WORK TO BE COMPLETED ::
Can all of these lines be returned exactly?

DATA FOR THIS TASK ::
========================

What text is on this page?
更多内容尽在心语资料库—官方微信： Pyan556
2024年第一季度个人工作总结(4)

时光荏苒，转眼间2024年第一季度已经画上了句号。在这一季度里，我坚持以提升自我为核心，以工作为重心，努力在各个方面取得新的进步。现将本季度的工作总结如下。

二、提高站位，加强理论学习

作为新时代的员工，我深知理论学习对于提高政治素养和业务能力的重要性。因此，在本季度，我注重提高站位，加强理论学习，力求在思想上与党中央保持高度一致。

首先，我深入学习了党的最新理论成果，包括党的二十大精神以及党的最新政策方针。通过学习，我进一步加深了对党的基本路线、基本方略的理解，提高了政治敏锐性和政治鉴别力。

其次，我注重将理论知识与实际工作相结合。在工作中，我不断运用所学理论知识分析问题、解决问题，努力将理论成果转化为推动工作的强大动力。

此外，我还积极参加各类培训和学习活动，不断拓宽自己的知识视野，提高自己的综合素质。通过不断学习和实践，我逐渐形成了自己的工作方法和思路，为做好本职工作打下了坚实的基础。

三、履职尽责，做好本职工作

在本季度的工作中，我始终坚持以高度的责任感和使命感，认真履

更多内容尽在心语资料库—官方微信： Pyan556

========================

RESPONSE TO THE TASK ::
What text is on this page?
更多内容尽在心语资料库—官方微信： Pyan556
2024年第一季度个人工作总结(4)

时光荏苒，转眼间2024年第一季度已经画上了句号。在这一季度里，我坚持以提升自我为核心，以工作为重心，努力在各个方面取得新的进步。现将本季度的工作总结如下。

二、提高站位，加强理论学习

作为新时代的员工，我深知理论学习对于提高政治素养和业务能力的重要性。因此，在本季度，我注重提高站位，加强理论学习，力求在思想上与党中央保持高度一致。

首先，我深入学习了党的最新理论成果，包括党的二十大精神以及党的最新政策方针。通过学习，我进一步加深了对党的基本路线、基本方略的理解，提高了政治敏锐性和政治鉴别力。

其次，我注重将理论知识与实际工作相结合。在工作中，我不断运用所学理论知识分析问题、解决问题，努力将理论成果转化为推动工作的强大动力。

此外，我还积极参加各类培训和学习活动，不断拓宽自己的知识视野，提高自己的综合素质。通过不断学习和实践，我逐渐形成了自己的工作方法和思路，为做好本职工作打下了坚实的基础。

三、履职尽责，做好本职工作

在本季度的工作中，我始终坚持以高度的责任感和使命感，认真履

更多内容尽在心语资料库—官方微信： Pyan556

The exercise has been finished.